* [Dataset]
******
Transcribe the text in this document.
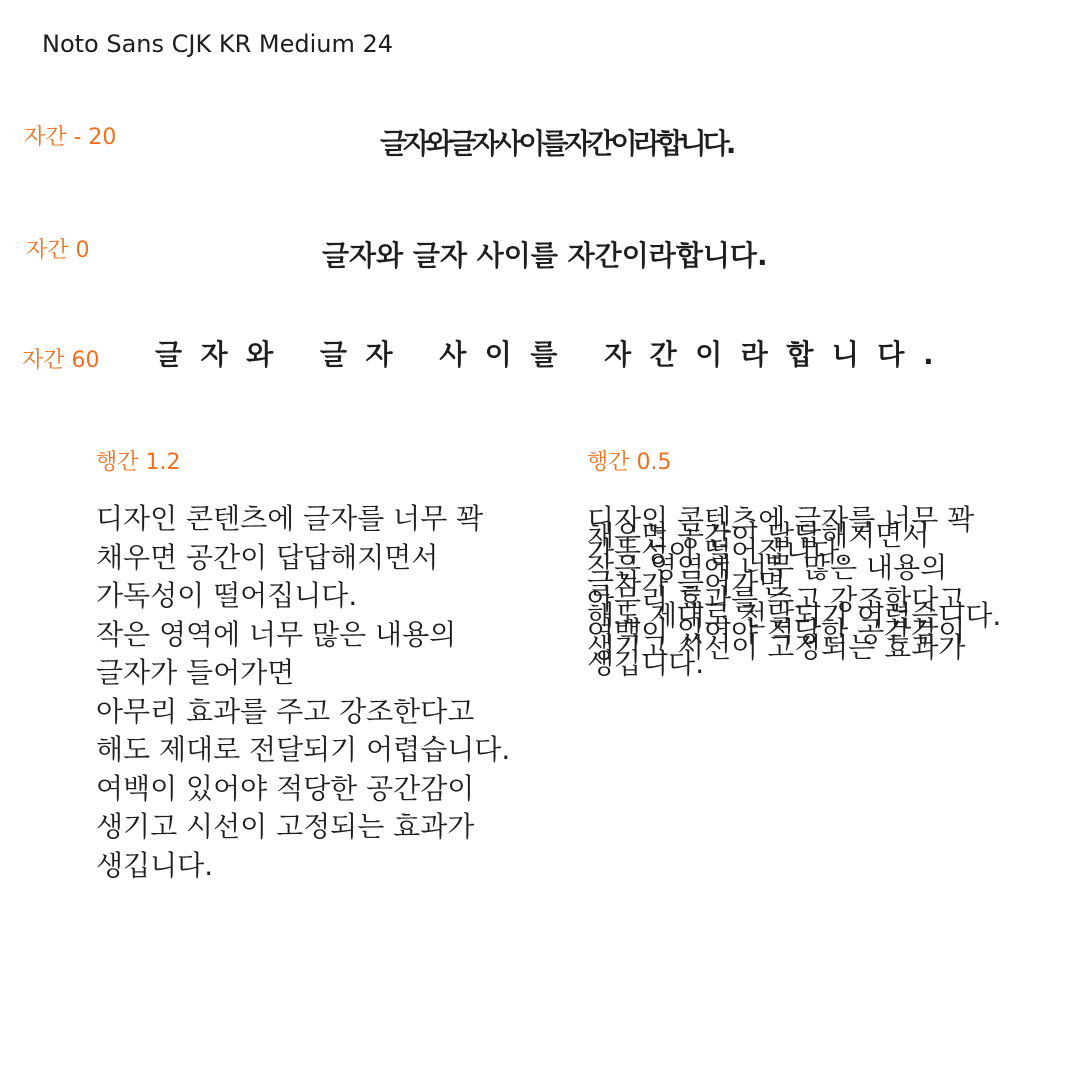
Noto Sans CJK KR Medium 24
자간 - 20	글자와글자사이를자간이라합니다.
자간 0	글자와 글자 사이를 자간이라합니다.
자간 60 글자와 글자 사이를 자간이라합니다.
행간 1.2
디자인 콘텐츠에 글자를 너무 꽉 채우면 공간이 답답해지면서 가독성이 떨어집니다.
작은 영역에 너무 많은 내용의 글자가 들어가면
아무리 효과를 주고 강조한다고 해도 제대로 전달되기 어렵습니다.
여백이 있어야 적당한 공간감이 생기고 시선이 고정되는 효과가 생깁니다.
행간 0.5
디자인 콘텐츠에 글자를 너무 꽉 채우면 공간이 답답해지면서 가독성이 떨어집니다.
작은 영역에 너무 많은 내용의 글자가 들어가면
아무리 효과를 주고 강조한다고 해도 제대로 전달되기 어렵습니다.
여백이 있어야 적당한 공간감이 생기고 시선이 고정되는 효과가 생깁니다.
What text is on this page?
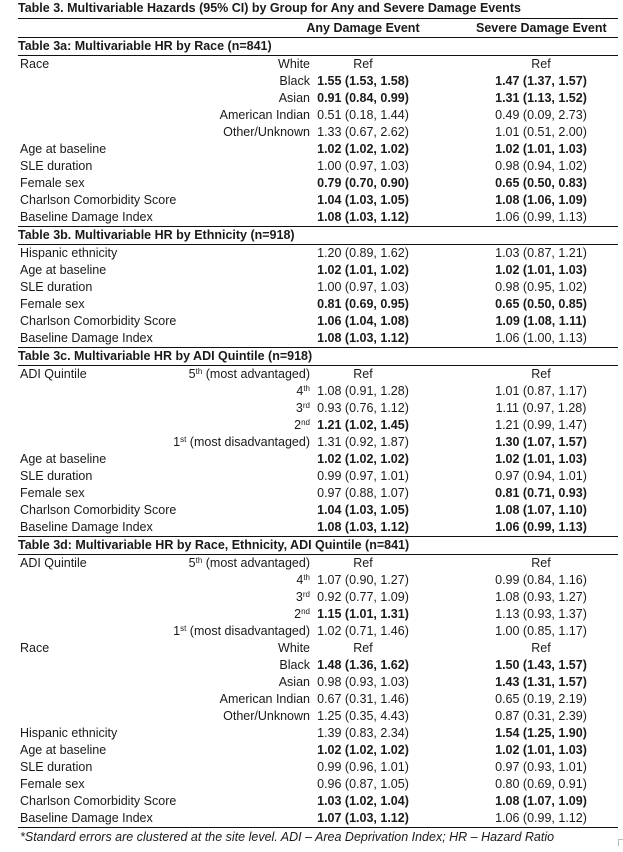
Table 3. Multivariable Hazards (95% CI) by Group for Any and Severe Damage Events
Any Damage Event	Severe Damage Event
Table 3a: Multivariable HR by Race (n=841)
Race	White	Ref	Ref
Black 1.55 (1.53, 1.58)	1.47 (1.37, 1.57)
Asian 0.91 (0.84, 0.99)	1.31 (1.13, 1.52)
American Indian 0.51 (0.18, 1.44)	0.49 (0.09, 2.73)
Other/Unknown 1.33 (0.67, 2.62)	1.01 (0.51, 2.00)
Age at baseline	1.02 (1.02, 1.02)	1.02 (1.01, 1.03)
SLE duration	1.00 (0.97, 1.03)	0.98 (0.94, 1.02)
Female sex	0.79 (0.70, 0.90)	0.65 (0.50, 0.83)
Charlson Comorbidity Score	1.04 (1.03, 1.05)	1.08 (1.06, 1.09)
Baseline Damage Index	1.08 (1.03, 1.12)	1.06 (0.99, 1.13)
Table 3b. Multivariable HR by Ethnicity (n=918)
Hispanic ethnicity	1.20 (0.89, 1.62)	1.03 (0.87, 1.21)
Age at baseline	1.02 (1.01, 1.02)	1.02 (1.01, 1.03)
SLE duration	1.00 (0.97, 1.03)	0.98 (0.95, 1.02)
Female sex	0.81 (0.69, 0.95)	0.65 (0.50, 0.85)
Charlson Comorbidity Score	1.06 (1.04, 1.08)	1.09 (1.08, 1.11)
Baseline Damage Index	1.08 (1.03, 1.12)	1.06 (1.00, 1.13)
Table 3c. Multivariable HR by ADI Quintile (n=918)
ADI Quintile	5th (most advantaged)	Ref	Ref
4th 1.08 (0.91, 1.28)	1.01 (0.87, 1.17)
3rd 0.93 (0.76, 1.12)	1.11 (0.97, 1.28)
2nd 1.21 (1.02, 1.45)	1.21 (0.99, 1.47)
1st (most disadvantaged) 1.31 (0.92, 1.87)	1.30 (1.07, 1.57)
Age at baseline	1.02 (1.02, 1.02)	1.02 (1.01, 1.03)
SLE duration	0.99 (0.97, 1.01)	0.97 (0.94, 1.01)
Female sex	0.97 (0.88, 1.07)	0.81 (0.71, 0.93)
Charlson Comorbidity Score	1.04 (1.03, 1.05)	1.08 (1.07, 1.10)
Baseline Damage Index	1.08 (1.03, 1.12)	1.06 (0.99, 1.13)
Table 3d: Multivariable HR by Race, Ethnicity, ADI Quintile (n=841)
ADI Quintile	5th (most advantaged)	Ref	Ref
4th 1.07 (0.90, 1.27)	0.99 (0.84, 1.16)
3rd 0.92 (0.77, 1.09)	1.08 (0.93, 1.27)
2nd 1.15 (1.01, 1.31)	1.13 (0.93, 1.37)
1st (most disadvantaged) 1.02 (0.71, 1.46)	1.00 (0.85, 1.17)
Race	White	Ref	Ref
Black 1.48 (1.36, 1.62)	1.50 (1.43, 1.57)
Asian 0.98 (0.93, 1.03)	1.43 (1.31, 1.57)
American Indian 0.67 (0.31, 1.46)	0.65 (0.19, 2.19)
Other/Unknown 1.25 (0.35, 4.43)	0.87 (0.31, 2.39)
Hispanic ethnicity	1.39 (0.83, 2.34)	1.54 (1.25, 1.90)
Age at baseline	1.02 (1.02, 1.02)	1.02 (1.01, 1.03)
SLE duration	0.99 (0.96, 1.01)	0.97 (0.93, 1.01)
Female sex	0.96 (0.87, 1.05)	0.80 (0.69, 0.91)
Charlson Comorbidity Score	1.03 (1.02, 1.04)	1.08 (1.07, 1.09)
Baseline Damage Index	1.07 (1.03, 1.12)	1.06 (0.99, 1.12)
*Standard errors are clustered at the site level. ADI – Area Deprivation Index; HR – Hazard Ratio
******
* [The task] Every line above should be returned exactly; the pictures stay out.

* [Answer for this exercise]
Transcribe the text in this document.
Noto Sans CJK KR Medium 24
자간 - 20	글자와글자사이를자간이라합니다.
자간 0	글자와 글자 사이를 자간이라합니다.
자간 60 글자와 글자 사이를 자간이라합니다.
행간 1.2
디자인 콘텐츠에 글자를 너무 꽉 채우면 공간이 답답해지면서 가독성이 떨어집니다.
작은 영역에 너무 많은 내용의 글자가 들어가면
아무리 효과를 주고 강조한다고 해도 제대로 전달되기 어렵습니다.
여백이 있어야 적당한 공간감이 생기고 시선이 고정되는 효과가 생깁니다.
행간 0.5
디자인 콘텐츠에 글자를 너무 꽉 채우면 공간이 답답해지면서 가독성이 떨어집니다.
작은 영역에 너무 많은 내용의 글자가 들어가면
아무리 효과를 주고 강조한다고 해도 제대로 전달되기 어렵습니다.
여백이 있어야 적당한 공간감이 생기고 시선이 고정되는 효과가 생깁니다.
What text is on this page?
Table 3. Multivariable Hazards (95% CI) by Group for Any and Severe Damage Events
Any Damage Event	Severe Damage Event
Table 3a: Multivariable HR by Race (n=841)
Race	White	Ref	Ref
Black 1.55 (1.53, 1.58)	1.47 (1.37, 1.57)
Asian 0.91 (0.84, 0.99)	1.31 (1.13, 1.52)
American Indian 0.51 (0.18, 1.44)	0.49 (0.09, 2.73)
Other/Unknown 1.33 (0.67, 2.62)	1.01 (0.51, 2.00)
Age at baseline	1.02 (1.02, 1.02)	1.02 (1.01, 1.03)
SLE duration	1.00 (0.97, 1.03)	0.98 (0.94, 1.02)
Female sex	0.79 (0.70, 0.90)	0.65 (0.50, 0.83)
Charlson Comorbidity Score	1.04 (1.03, 1.05)	1.08 (1.06, 1.09)
Baseline Damage Index	1.08 (1.03, 1.12)	1.06 (0.99, 1.13)
Table 3b. Multivariable HR by Ethnicity (n=918)
Hispanic ethnicity	1.20 (0.89, 1.62)	1.03 (0.87, 1.21)
Age at baseline	1.02 (1.01, 1.02)	1.02 (1.01, 1.03)
SLE duration	1.00 (0.97, 1.03)	0.98 (0.95, 1.02)
Female sex	0.81 (0.69, 0.95)	0.65 (0.50, 0.85)
Charlson Comorbidity Score	1.06 (1.04, 1.08)	1.09 (1.08, 1.11)
Baseline Damage Index	1.08 (1.03, 1.12)	1.06 (1.00, 1.13)
Table 3c. Multivariable HR by ADI Quintile (n=918)
ADI Quintile	5th (most advantaged)	Ref	Ref
4th 1.08 (0.91, 1.28)	1.01 (0.87, 1.17)
3rd 0.93 (0.76, 1.12)	1.11 (0.97, 1.28)
2nd 1.21 (1.02, 1.45)	1.21 (0.99, 1.47)
1st (most disadvantaged) 1.31 (0.92, 1.87)	1.30 (1.07, 1.57)
Age at baseline	1.02 (1.02, 1.02)	1.02 (1.01, 1.03)
SLE duration	0.99 (0.97, 1.01)	0.97 (0.94, 1.01)
Female sex	0.97 (0.88, 1.07)	0.81 (0.71, 0.93)
Charlson Comorbidity Score	1.04 (1.03, 1.05)	1.08 (1.07, 1.10)
Baseline Damage Index	1.08 (1.03, 1.12)	1.06 (0.99, 1.13)
Table 3d: Multivariable HR by Race, Ethnicity, ADI Quintile (n=841)
ADI Quintile	5th (most advantaged)	Ref	Ref
4th 1.07 (0.90, 1.27)	0.99 (0.84, 1.16)
3rd 0.92 (0.77, 1.09)	1.08 (0.93, 1.27)
2nd 1.15 (1.01, 1.31)	1.13 (0.93, 1.37)
1st (most disadvantaged) 1.02 (0.71, 1.46)	1.00 (0.85, 1.17)
Race	White	Ref	Ref
Black 1.48 (1.36, 1.62)	1.50 (1.43, 1.57)
Asian 0.98 (0.93, 1.03)	1.43 (1.31, 1.57)
American Indian 0.67 (0.31, 1.46)	0.65 (0.19, 2.19)
Other/Unknown 1.25 (0.35, 4.43)	0.87 (0.31, 2.39)
Hispanic ethnicity	1.39 (0.83, 2.34)	1.54 (1.25, 1.90)
Age at baseline	1.02 (1.02, 1.02)	1.02 (1.01, 1.03)
SLE duration	0.99 (0.96, 1.01)	0.97 (0.93, 1.01)
Female sex	0.96 (0.87, 1.05)	0.80 (0.69, 0.91)
Charlson Comorbidity Score	1.03 (1.02, 1.04)	1.08 (1.07, 1.09)
Baseline Damage Index	1.07 (1.03, 1.12)	1.06 (0.99, 1.12)
*Standard errors are clustered at the site level. ADI – Area Deprivation Index; HR – Hazard Ratio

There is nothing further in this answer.